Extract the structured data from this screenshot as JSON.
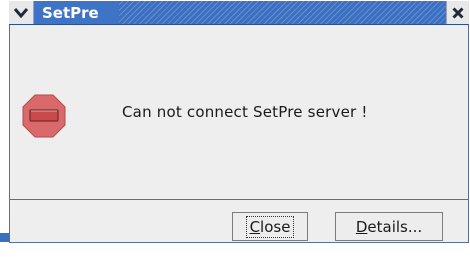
{
  "window": {
    "title": "SetPre",
    "accent_color": "#3a6fc2",
    "menu_icon": "chevron-down-icon",
    "close_icon": "close-icon"
  },
  "dialog": {
    "icon": "stop-error-icon",
    "message": "Can not connect SetPre server !"
  },
  "buttons": {
    "close": {
      "mnemonic": "C",
      "rest": "lose"
    },
    "details": {
      "mnemonic": "D",
      "rest": "etails..."
    }
  }
}
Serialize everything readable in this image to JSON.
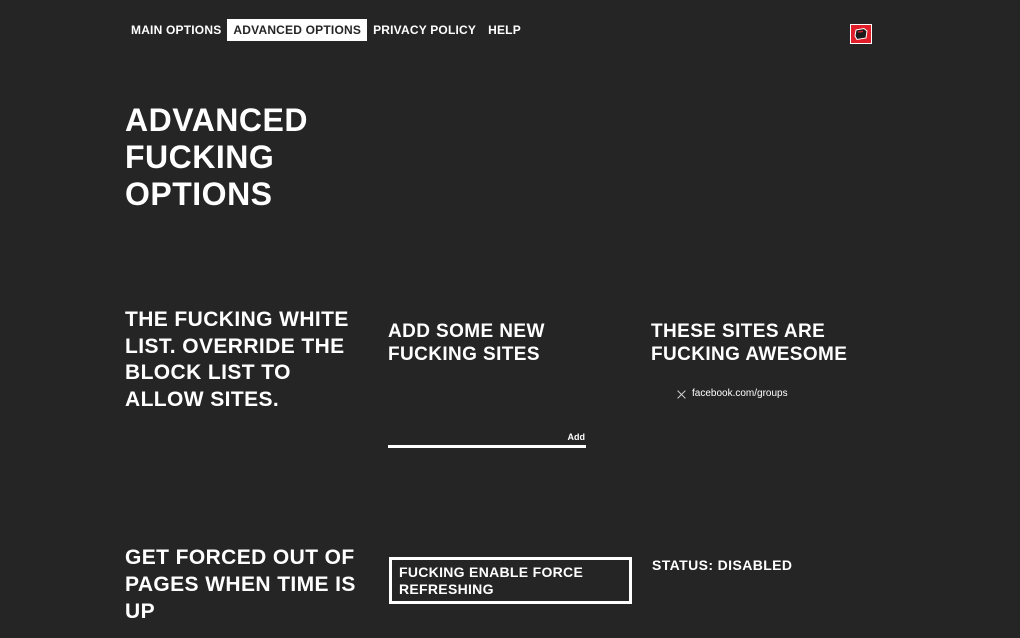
{
  "nav": {
    "items": [
      {
        "label": "MAIN OPTIONS",
        "active": false
      },
      {
        "label": "ADVANCED OPTIONS",
        "active": true
      },
      {
        "label": "PRIVACY POLICY",
        "active": false
      },
      {
        "label": "HELP",
        "active": false
      }
    ]
  },
  "logo": {
    "icon": "brand-logo-icon",
    "color": "#e01e2a"
  },
  "page": {
    "title": "ADVANCED FUCKING OPTIONS"
  },
  "whitelist": {
    "description": "THE FUCKING WHITE LIST. OVERRIDE THE BLOCK LIST TO ALLOW SITES.",
    "add_heading": "ADD SOME NEW FUCKING SITES",
    "input_value": "",
    "add_label": "Add",
    "list_heading": "THESE SITES ARE FUCKING AWESOME",
    "sites": [
      "facebook.com/groups"
    ]
  },
  "force_refresh": {
    "heading": "GET FORCED OUT OF PAGES WHEN TIME IS UP",
    "button_label": "FUCKING ENABLE FORCE REFRESHING",
    "status": "STATUS: DISABLED"
  },
  "colors": {
    "background": "#252525",
    "accent": "#e01e2a",
    "text": "#ffffff"
  }
}
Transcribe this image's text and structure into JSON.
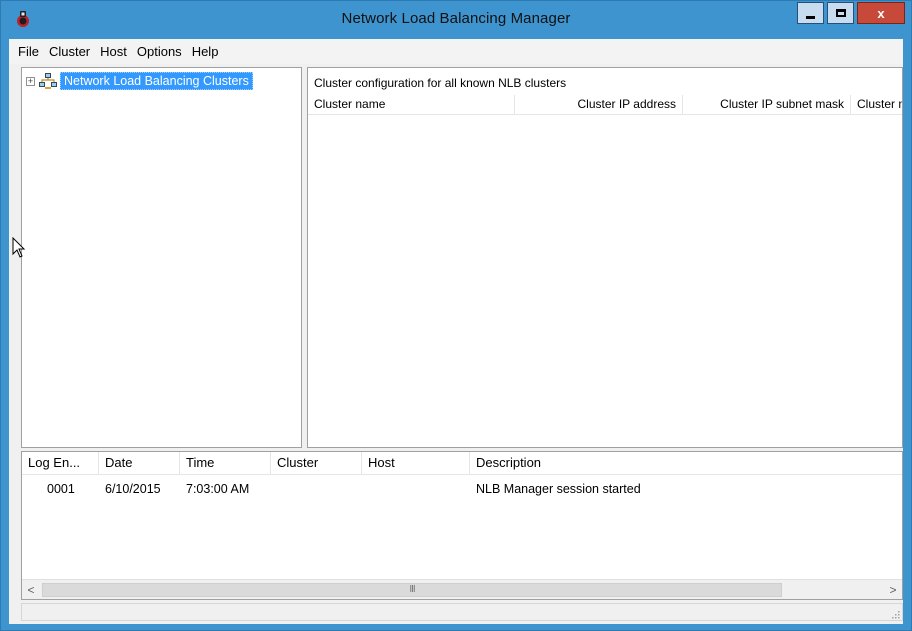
{
  "window": {
    "title": "Network Load Balancing Manager",
    "close_label": "x"
  },
  "menu": [
    "File",
    "Cluster",
    "Host",
    "Options",
    "Help"
  ],
  "tree": {
    "expander": "+",
    "root_label": "Network Load Balancing Clusters"
  },
  "cluster_list": {
    "caption": "Cluster configuration for all known NLB clusters",
    "columns": [
      "Cluster name",
      "Cluster IP address",
      "Cluster IP subnet mask",
      "Cluster mo"
    ]
  },
  "log": {
    "columns": [
      "Log En...",
      "Date",
      "Time",
      "Cluster",
      "Host",
      "Description"
    ],
    "rows": [
      {
        "entry": "0001",
        "date": "6/10/2015",
        "time": "7:03:00 AM",
        "cluster": "",
        "host": "",
        "description": "NLB Manager session started"
      }
    ],
    "scroll_left": "<",
    "scroll_right": ">",
    "thumb_grip": "III"
  },
  "colors": {
    "title_bar": "#3e94cf",
    "selection": "#3399ff",
    "close_button": "#c7493a"
  }
}
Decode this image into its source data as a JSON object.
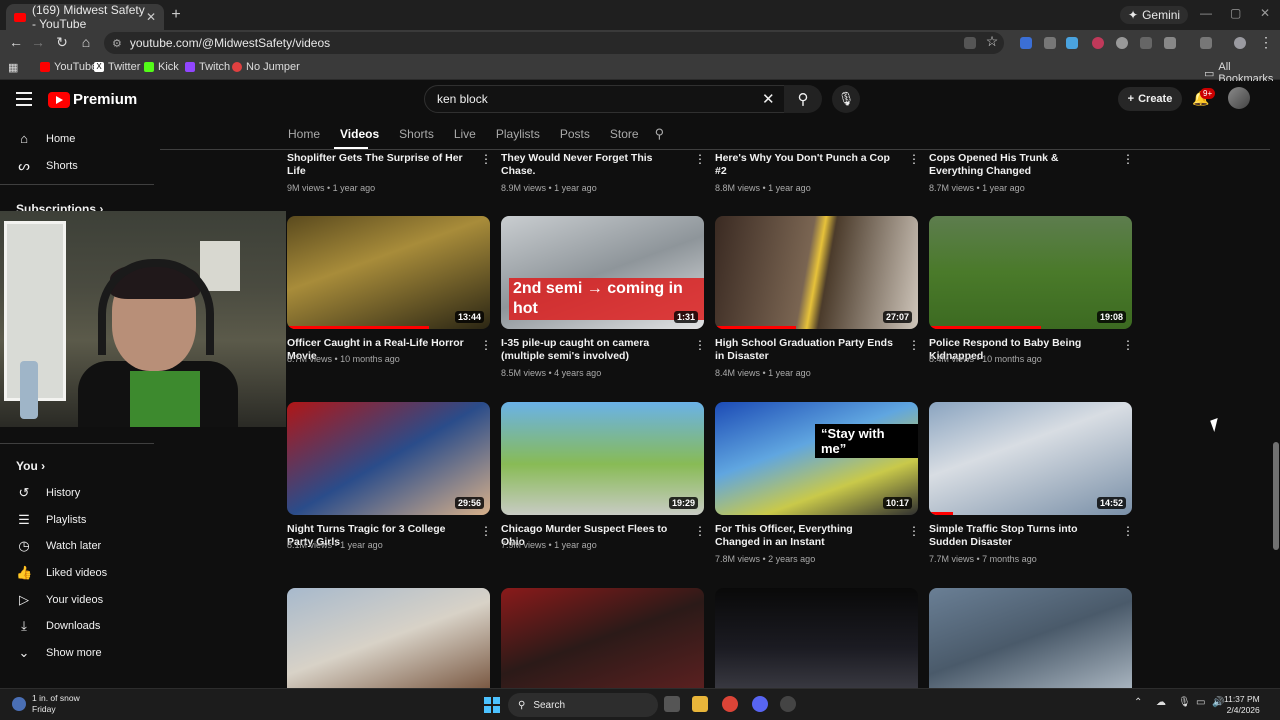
{
  "browser": {
    "tab_title": "(169) Midwest Safety - YouTube",
    "tab_close": "✕",
    "new_tab": "+",
    "gemini": "Gemini",
    "url": "youtube.com/@MidwestSafety/videos",
    "bookmarks": [
      "YouTube",
      "Twitter",
      "Kick",
      "Twitch",
      "No Jumper"
    ],
    "all_bookmarks": "All Bookmarks",
    "win_controls": [
      "—",
      "▢",
      "✕"
    ]
  },
  "yt_header": {
    "logo": "Premium",
    "search_value": "ken block",
    "create": "Create",
    "notif_badge": "9+"
  },
  "channel_tabs": [
    "Home",
    "Videos",
    "Shorts",
    "Live",
    "Playlists",
    "Posts",
    "Store"
  ],
  "active_tab": "Videos",
  "sidebar": {
    "home": "Home",
    "shorts": "Shorts",
    "subscriptions": "Subscriptions",
    "you": "You",
    "items": [
      "History",
      "Playlists",
      "Watch later",
      "Liked videos",
      "Your videos",
      "Downloads",
      "Show more"
    ]
  },
  "videos_row0": [
    {
      "title": "Shoplifter Gets The Surprise of Her Life",
      "meta": "9M views • 1 year ago"
    },
    {
      "title": "They Would Never Forget This Chase.",
      "meta": "8.9M views • 1 year ago"
    },
    {
      "title": "Here's Why You Don't Punch a Cop #2",
      "meta": "8.8M views • 1 year ago"
    },
    {
      "title": "Cops Opened His Trunk & Everything Changed",
      "meta": "8.7M views • 1 year ago"
    }
  ],
  "videos_row1": [
    {
      "title": "Officer Caught in a Real-Life Horror Movie",
      "meta": "8.7M views • 10 months ago",
      "duration": "13:44",
      "progress": 0.7
    },
    {
      "title": "I-35 pile-up caught on camera (multiple semi's involved)",
      "meta": "8.5M views • 4 years ago",
      "duration": "1:31",
      "overlay": "2nd semi → coming in hot"
    },
    {
      "title": "High School Graduation Party Ends in Disaster",
      "meta": "8.4M views • 1 year ago",
      "duration": "27:07",
      "progress": 0.4
    },
    {
      "title": "Police Respond to Baby Being Kidnapped",
      "meta": "8.4M views • 10 months ago",
      "duration": "19:08",
      "progress": 0.55
    }
  ],
  "videos_row2": [
    {
      "title": "Night Turns Tragic for 3 College Party Girls",
      "meta": "8.1M views • 1 year ago",
      "duration": "29:56"
    },
    {
      "title": "Chicago Murder Suspect Flees to Ohio",
      "meta": "7.9M views • 1 year ago",
      "duration": "19:29"
    },
    {
      "title": "For This Officer, Everything Changed in an Instant",
      "meta": "7.8M views • 2 years ago",
      "duration": "10:17",
      "overlay": "“Stay with me”"
    },
    {
      "title": "Simple Traffic Stop Turns into Sudden Disaster",
      "meta": "7.7M views • 7 months ago",
      "duration": "14:52",
      "progress": 0.12
    }
  ],
  "taskbar": {
    "weather_temp": "1 in. of snow",
    "weather_day": "Friday",
    "search": "Search",
    "time": "11:37 PM",
    "date": "2/4/2026"
  },
  "colors": {
    "accent": "#ff0000",
    "bg": "#0f0f0f"
  }
}
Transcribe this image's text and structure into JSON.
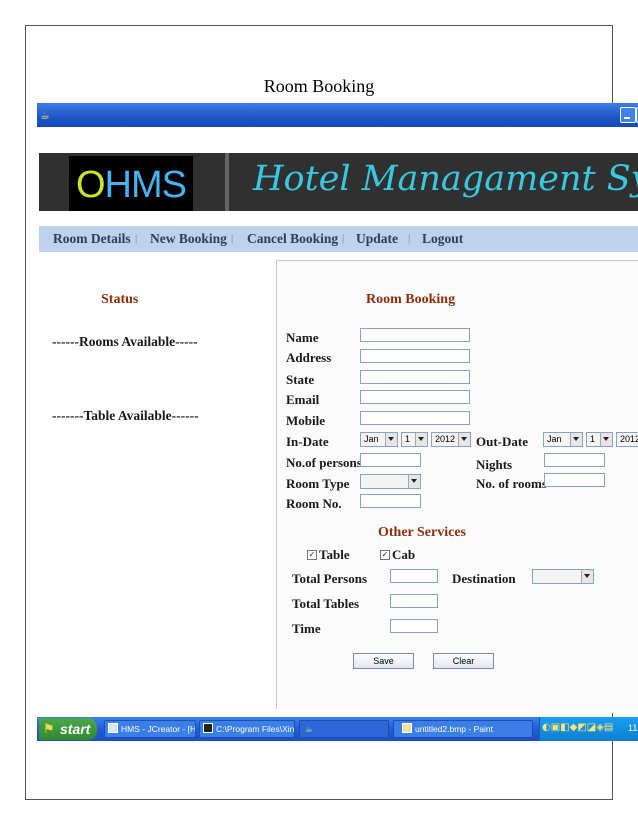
{
  "document_title": "Room Booking",
  "app": {
    "banner_logo": "OHMS",
    "banner_title": "Hotel Managament System"
  },
  "menu": [
    "Room Details",
    "New Booking",
    "Cancel Booking",
    "Update",
    "Logout"
  ],
  "menu_separator": "|",
  "left": {
    "status": "Status",
    "rooms_available": "------Rooms Available-----",
    "table_available": "-------Table Available------"
  },
  "form": {
    "title": "Room Booking",
    "labels": {
      "name": "Name",
      "address": "Address",
      "state": "State",
      "email": "Email",
      "mobile": "Mobile",
      "in_date": "In-Date",
      "out_date": "Out-Date",
      "persons": "No.of persons",
      "nights": "Nights",
      "room_type": "Room Type",
      "rooms": "No. of rooms",
      "room_no": "Room No."
    },
    "in_date": {
      "month": "Jan",
      "day": "1",
      "year": "2012"
    },
    "out_date": {
      "month": "Jan",
      "day": "1",
      "year": "2012"
    }
  },
  "other_services": {
    "title": "Other Services",
    "table_label": "Table",
    "cab_label": "Cab",
    "check_mark": "✓",
    "total_persons": "Total Persons",
    "destination": "Destination",
    "total_tables": "Total Tables",
    "time": "Time"
  },
  "buttons": {
    "save": "Save",
    "clear": "Clear"
  },
  "taskbar": {
    "start": "start",
    "items": [
      "HMS - JCreator - [Ho...",
      "C:\\Program Files\\Xino...",
      "untitled2.bmp - Paint"
    ],
    "clock": "11"
  },
  "icons": {
    "window": "coffee-cup-icon",
    "start": "windows-flag-icon"
  }
}
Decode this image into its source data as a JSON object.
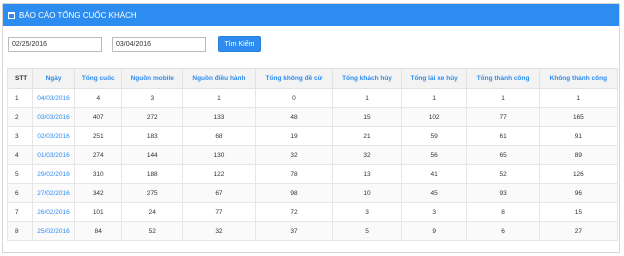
{
  "header": {
    "title": "BÁO CÁO TỔNG CUỐC KHÁCH",
    "icon": "calendar-icon"
  },
  "filters": {
    "from_date": "02/25/2016",
    "to_date": "03/04/2016",
    "search_label": "Tìm Kiếm"
  },
  "colors": {
    "accent": "#2d8cf0",
    "header_bg": "#f3f3f3"
  },
  "table": {
    "columns": [
      "STT",
      "Ngày",
      "Tổng cuốc",
      "Nguồn mobile",
      "Nguồn điều hành",
      "Tổng không đề cử",
      "Tổng khách hủy",
      "Tổng lái xe hủy",
      "Tổng thành công",
      "Không thành công"
    ],
    "rows": [
      [
        "1",
        "04/03/2016",
        "4",
        "3",
        "1",
        "0",
        "1",
        "1",
        "1",
        "1"
      ],
      [
        "2",
        "03/03/2016",
        "407",
        "272",
        "133",
        "48",
        "15",
        "102",
        "77",
        "165"
      ],
      [
        "3",
        "02/03/2016",
        "251",
        "183",
        "68",
        "19",
        "21",
        "59",
        "61",
        "91"
      ],
      [
        "4",
        "01/03/2016",
        "274",
        "144",
        "130",
        "32",
        "32",
        "56",
        "65",
        "89"
      ],
      [
        "5",
        "29/02/2016",
        "310",
        "188",
        "122",
        "78",
        "13",
        "41",
        "52",
        "126"
      ],
      [
        "6",
        "27/02/2016",
        "342",
        "275",
        "67",
        "98",
        "10",
        "45",
        "93",
        "96"
      ],
      [
        "7",
        "26/02/2016",
        "101",
        "24",
        "77",
        "72",
        "3",
        "3",
        "8",
        "15"
      ],
      [
        "8",
        "25/02/2016",
        "84",
        "52",
        "32",
        "37",
        "5",
        "9",
        "6",
        "27"
      ]
    ]
  }
}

====

→ **Task description**:
Work out how many lines of the data above contain the string "Manager" and give the number alone.

→ **Complete answer**:
2